What you have to do
Your task is to give the number of lines in the listing that include "trọng", and nothing else.

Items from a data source
###

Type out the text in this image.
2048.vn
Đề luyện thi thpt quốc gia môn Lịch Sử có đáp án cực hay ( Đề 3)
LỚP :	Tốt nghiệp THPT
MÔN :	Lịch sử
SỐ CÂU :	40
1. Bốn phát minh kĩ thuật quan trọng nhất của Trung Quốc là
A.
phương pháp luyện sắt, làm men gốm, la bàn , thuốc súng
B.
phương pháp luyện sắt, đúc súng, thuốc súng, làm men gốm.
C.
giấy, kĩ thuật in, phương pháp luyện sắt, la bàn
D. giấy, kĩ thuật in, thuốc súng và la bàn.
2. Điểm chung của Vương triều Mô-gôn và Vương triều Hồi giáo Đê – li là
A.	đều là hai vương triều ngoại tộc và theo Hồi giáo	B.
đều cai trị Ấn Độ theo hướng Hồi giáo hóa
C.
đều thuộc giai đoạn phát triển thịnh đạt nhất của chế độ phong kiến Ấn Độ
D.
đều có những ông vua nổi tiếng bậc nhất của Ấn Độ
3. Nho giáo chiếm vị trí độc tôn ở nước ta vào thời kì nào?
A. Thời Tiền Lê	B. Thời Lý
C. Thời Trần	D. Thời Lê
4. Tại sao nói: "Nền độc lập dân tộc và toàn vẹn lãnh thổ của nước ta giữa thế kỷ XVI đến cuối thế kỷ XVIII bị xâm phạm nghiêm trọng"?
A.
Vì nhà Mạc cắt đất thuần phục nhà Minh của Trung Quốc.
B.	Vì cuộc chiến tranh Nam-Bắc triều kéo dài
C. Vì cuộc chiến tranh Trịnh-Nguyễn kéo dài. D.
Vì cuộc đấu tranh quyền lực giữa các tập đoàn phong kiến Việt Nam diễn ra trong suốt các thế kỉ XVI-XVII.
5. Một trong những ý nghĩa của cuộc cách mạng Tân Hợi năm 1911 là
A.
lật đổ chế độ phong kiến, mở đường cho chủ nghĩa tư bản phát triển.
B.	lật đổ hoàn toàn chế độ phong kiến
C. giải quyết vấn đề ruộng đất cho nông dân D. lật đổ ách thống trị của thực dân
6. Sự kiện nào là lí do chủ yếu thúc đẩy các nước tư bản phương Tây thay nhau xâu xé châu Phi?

###

Answer in full
2